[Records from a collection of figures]
__________________________________________________
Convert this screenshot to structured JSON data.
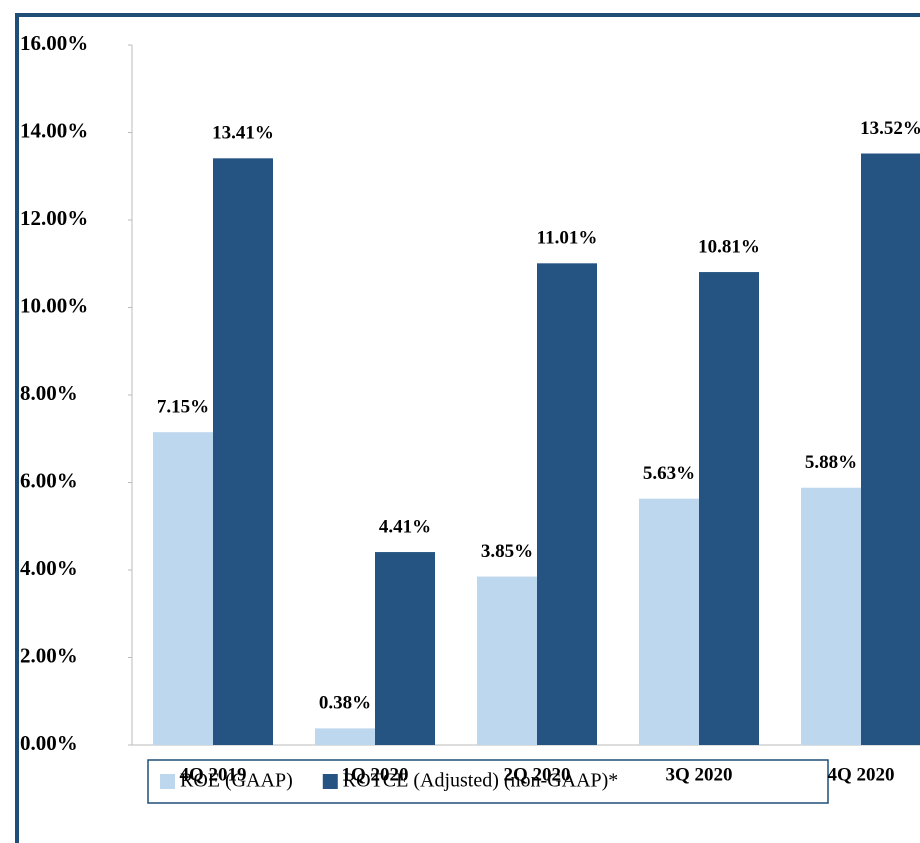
{
  "chart_data": {
    "type": "bar",
    "categories": [
      "4Q 2019",
      "1Q 2020",
      "2Q 2020",
      "3Q 2020",
      "4Q 2020"
    ],
    "series": [
      {
        "name": "ROE (GAAP)",
        "color": "#bdd7ee",
        "values": [
          7.15,
          0.38,
          3.85,
          5.63,
          5.88
        ],
        "value_labels": [
          "7.15%",
          "0.38%",
          "3.85%",
          "5.63%",
          "5.88%"
        ]
      },
      {
        "name": "ROTCE (Adjusted) (non-GAAP)*",
        "color": "#255483",
        "values": [
          13.41,
          4.41,
          11.01,
          10.81,
          13.52
        ],
        "value_labels": [
          "13.41%",
          "4.41%",
          "11.01%",
          "10.81%",
          "13.52%"
        ]
      }
    ],
    "ylim": [
      0,
      16
    ],
    "yticks": [
      {
        "value": 0,
        "label": "0.00%"
      },
      {
        "value": 2,
        "label": "2.00%"
      },
      {
        "value": 4,
        "label": "4.00%"
      },
      {
        "value": 6,
        "label": "6.00%"
      },
      {
        "value": 8,
        "label": "8.00%"
      },
      {
        "value": 10,
        "label": "10.00%"
      },
      {
        "value": 12,
        "label": "12.00%"
      },
      {
        "value": 14,
        "label": "14.00%"
      },
      {
        "value": 16,
        "label": "16.00%"
      }
    ],
    "legend": "bottom"
  }
}
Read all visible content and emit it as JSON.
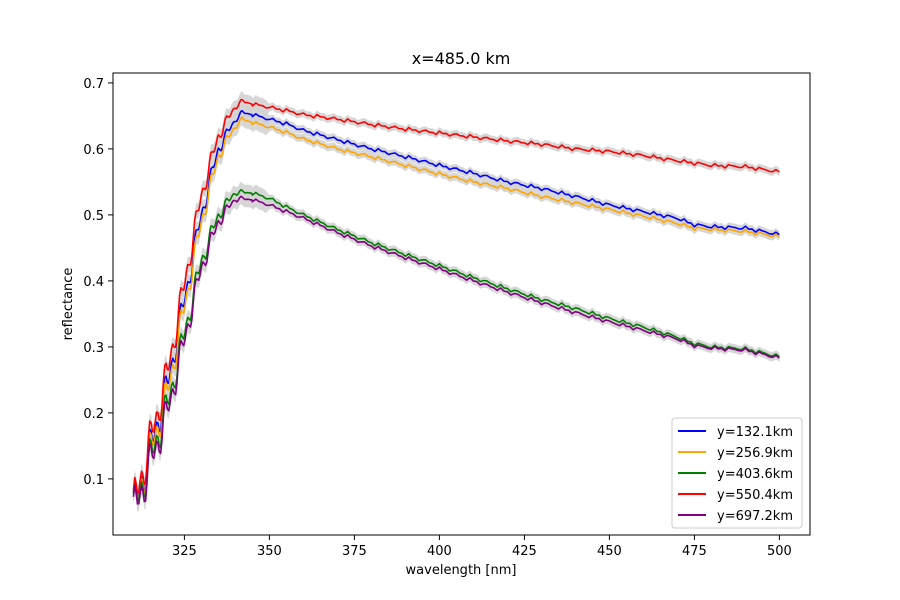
{
  "chart_data": {
    "type": "line",
    "title": "x=485.0 km",
    "xlabel": "wavelength [nm]",
    "ylabel": "reflectance",
    "xlim": [
      304,
      509
    ],
    "ylim": [
      0.015,
      0.715
    ],
    "xticks": [
      325,
      350,
      375,
      400,
      425,
      450,
      475,
      500
    ],
    "yticks": [
      0.1,
      0.2,
      0.3,
      0.4,
      0.5,
      0.6,
      0.7
    ],
    "grid": false,
    "legend_position": "lower-right",
    "uncertainty_band_color": "#d3d3d3",
    "series": [
      {
        "name": "y=132.1km",
        "color": "#0000ff",
        "x": [
          310,
          320,
          330,
          335,
          340,
          342,
          345,
          350,
          355,
          360,
          370,
          380,
          390,
          400,
          410,
          420,
          430,
          440,
          450,
          460,
          470,
          475,
          480,
          490,
          500
        ],
        "y": [
          0.05,
          0.24,
          0.5,
          0.6,
          0.645,
          0.655,
          0.652,
          0.645,
          0.638,
          0.628,
          0.614,
          0.6,
          0.588,
          0.575,
          0.563,
          0.55,
          0.54,
          0.528,
          0.515,
          0.505,
          0.495,
          0.485,
          0.482,
          0.48,
          0.47
        ]
      },
      {
        "name": "y=256.9km",
        "color": "#ffa500",
        "x": [
          310,
          320,
          330,
          335,
          340,
          342,
          345,
          350,
          355,
          360,
          370,
          380,
          390,
          400,
          410,
          420,
          430,
          440,
          450,
          460,
          470,
          475,
          480,
          490,
          500
        ],
        "y": [
          0.05,
          0.23,
          0.49,
          0.59,
          0.635,
          0.645,
          0.64,
          0.633,
          0.625,
          0.615,
          0.6,
          0.588,
          0.575,
          0.562,
          0.55,
          0.54,
          0.528,
          0.518,
          0.508,
          0.498,
          0.487,
          0.48,
          0.478,
          0.475,
          0.467
        ]
      },
      {
        "name": "y=403.6km",
        "color": "#008000",
        "x": [
          310,
          320,
          330,
          335,
          340,
          345,
          350,
          355,
          360,
          370,
          380,
          390,
          400,
          410,
          420,
          430,
          440,
          450,
          460,
          470,
          475,
          480,
          490,
          500
        ],
        "y": [
          0.05,
          0.21,
          0.43,
          0.5,
          0.535,
          0.533,
          0.525,
          0.512,
          0.5,
          0.478,
          0.458,
          0.44,
          0.423,
          0.405,
          0.388,
          0.372,
          0.358,
          0.343,
          0.33,
          0.315,
          0.305,
          0.3,
          0.297,
          0.285
        ]
      },
      {
        "name": "y=550.4km",
        "color": "#ff0000",
        "x": [
          310,
          320,
          330,
          335,
          340,
          342,
          345,
          350,
          355,
          360,
          370,
          380,
          390,
          400,
          410,
          420,
          430,
          440,
          450,
          460,
          470,
          480,
          490,
          500
        ],
        "y": [
          0.055,
          0.26,
          0.53,
          0.62,
          0.665,
          0.672,
          0.668,
          0.663,
          0.658,
          0.652,
          0.645,
          0.637,
          0.63,
          0.624,
          0.618,
          0.612,
          0.607,
          0.6,
          0.596,
          0.59,
          0.582,
          0.575,
          0.573,
          0.565
        ]
      },
      {
        "name": "y=697.2km",
        "color": "#800080",
        "x": [
          310,
          320,
          330,
          335,
          340,
          345,
          350,
          355,
          360,
          370,
          380,
          390,
          400,
          410,
          420,
          430,
          440,
          450,
          460,
          470,
          475,
          480,
          490,
          500
        ],
        "y": [
          0.045,
          0.2,
          0.42,
          0.49,
          0.525,
          0.523,
          0.515,
          0.505,
          0.495,
          0.473,
          0.453,
          0.435,
          0.418,
          0.4,
          0.383,
          0.367,
          0.352,
          0.338,
          0.325,
          0.312,
          0.302,
          0.298,
          0.295,
          0.283
        ]
      }
    ]
  }
}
__________________________________________________
### Task to carry out
Skip the pictures and print each record exactly as it stands.

### Solution
Convert this screenshot to structured JSON data.
{
  "chart_data": {
    "type": "bar",
    "categories": [
      "4Q 2019",
      "1Q 2020",
      "2Q 2020",
      "3Q 2020",
      "4Q 2020"
    ],
    "series": [
      {
        "name": "ROE (GAAP)",
        "color": "#bdd7ee",
        "values": [
          7.15,
          0.38,
          3.85,
          5.63,
          5.88
        ],
        "value_labels": [
          "7.15%",
          "0.38%",
          "3.85%",
          "5.63%",
          "5.88%"
        ]
      },
      {
        "name": "ROTCE (Adjusted) (non-GAAP)*",
        "color": "#255483",
        "values": [
          13.41,
          4.41,
          11.01,
          10.81,
          13.52
        ],
        "value_labels": [
          "13.41%",
          "4.41%",
          "11.01%",
          "10.81%",
          "13.52%"
        ]
      }
    ],
    "ylim": [
      0,
      16
    ],
    "yticks": [
      {
        "value": 0,
        "label": "0.00%"
      },
      {
        "value": 2,
        "label": "2.00%"
      },
      {
        "value": 4,
        "label": "4.00%"
      },
      {
        "value": 6,
        "label": "6.00%"
      },
      {
        "value": 8,
        "label": "8.00%"
      },
      {
        "value": 10,
        "label": "10.00%"
      },
      {
        "value": 12,
        "label": "12.00%"
      },
      {
        "value": 14,
        "label": "14.00%"
      },
      {
        "value": 16,
        "label": "16.00%"
      }
    ],
    "legend": "bottom"
  }
}
Read all visible content and emit it as JSON.
{
  "chart_data": {
    "type": "line",
    "title": "x=485.0 km",
    "xlabel": "wavelength [nm]",
    "ylabel": "reflectance",
    "xlim": [
      304,
      509
    ],
    "ylim": [
      0.015,
      0.715
    ],
    "xticks": [
      325,
      350,
      375,
      400,
      425,
      450,
      475,
      500
    ],
    "yticks": [
      0.1,
      0.2,
      0.3,
      0.4,
      0.5,
      0.6,
      0.7
    ],
    "grid": false,
    "legend_position": "lower-right",
    "uncertainty_band_color": "#d3d3d3",
    "series": [
      {
        "name": "y=132.1km",
        "color": "#0000ff",
        "x": [
          310,
          320,
          330,
          335,
          340,
          342,
          345,
          350,
          355,
          360,
          370,
          380,
          390,
          400,
          410,
          420,
          430,
          440,
          450,
          460,
          470,
          475,
          480,
          490,
          500
        ],
        "y": [
          0.05,
          0.24,
          0.5,
          0.6,
          0.645,
          0.655,
          0.652,
          0.645,
          0.638,
          0.628,
          0.614,
          0.6,
          0.588,
          0.575,
          0.563,
          0.55,
          0.54,
          0.528,
          0.515,
          0.505,
          0.495,
          0.485,
          0.482,
          0.48,
          0.47
        ]
      },
      {
        "name": "y=256.9km",
        "color": "#ffa500",
        "x": [
          310,
          320,
          330,
          335,
          340,
          342,
          345,
          350,
          355,
          360,
          370,
          380,
          390,
          400,
          410,
          420,
          430,
          440,
          450,
          460,
          470,
          475,
          480,
          490,
          500
        ],
        "y": [
          0.05,
          0.23,
          0.49,
          0.59,
          0.635,
          0.645,
          0.64,
          0.633,
          0.625,
          0.615,
          0.6,
          0.588,
          0.575,
          0.562,
          0.55,
          0.54,
          0.528,
          0.518,
          0.508,
          0.498,
          0.487,
          0.48,
          0.478,
          0.475,
          0.467
        ]
      },
      {
        "name": "y=403.6km",
        "color": "#008000",
        "x": [
          310,
          320,
          330,
          335,
          340,
          345,
          350,
          355,
          360,
          370,
          380,
          390,
          400,
          410,
          420,
          430,
          440,
          450,
          460,
          470,
          475,
          480,
          490,
          500
        ],
        "y": [
          0.05,
          0.21,
          0.43,
          0.5,
          0.535,
          0.533,
          0.525,
          0.512,
          0.5,
          0.478,
          0.458,
          0.44,
          0.423,
          0.405,
          0.388,
          0.372,
          0.358,
          0.343,
          0.33,
          0.315,
          0.305,
          0.3,
          0.297,
          0.285
        ]
      },
      {
        "name": "y=550.4km",
        "color": "#ff0000",
        "x": [
          310,
          320,
          330,
          335,
          340,
          342,
          345,
          350,
          355,
          360,
          370,
          380,
          390,
          400,
          410,
          420,
          430,
          440,
          450,
          460,
          470,
          480,
          490,
          500
        ],
        "y": [
          0.055,
          0.26,
          0.53,
          0.62,
          0.665,
          0.672,
          0.668,
          0.663,
          0.658,
          0.652,
          0.645,
          0.637,
          0.63,
          0.624,
          0.618,
          0.612,
          0.607,
          0.6,
          0.596,
          0.59,
          0.582,
          0.575,
          0.573,
          0.565
        ]
      },
      {
        "name": "y=697.2km",
        "color": "#800080",
        "x": [
          310,
          320,
          330,
          335,
          340,
          345,
          350,
          355,
          360,
          370,
          380,
          390,
          400,
          410,
          420,
          430,
          440,
          450,
          460,
          470,
          475,
          480,
          490,
          500
        ],
        "y": [
          0.045,
          0.2,
          0.42,
          0.49,
          0.525,
          0.523,
          0.515,
          0.505,
          0.495,
          0.473,
          0.453,
          0.435,
          0.418,
          0.4,
          0.383,
          0.367,
          0.352,
          0.338,
          0.325,
          0.312,
          0.302,
          0.298,
          0.295,
          0.283
        ]
      }
    ]
  }
}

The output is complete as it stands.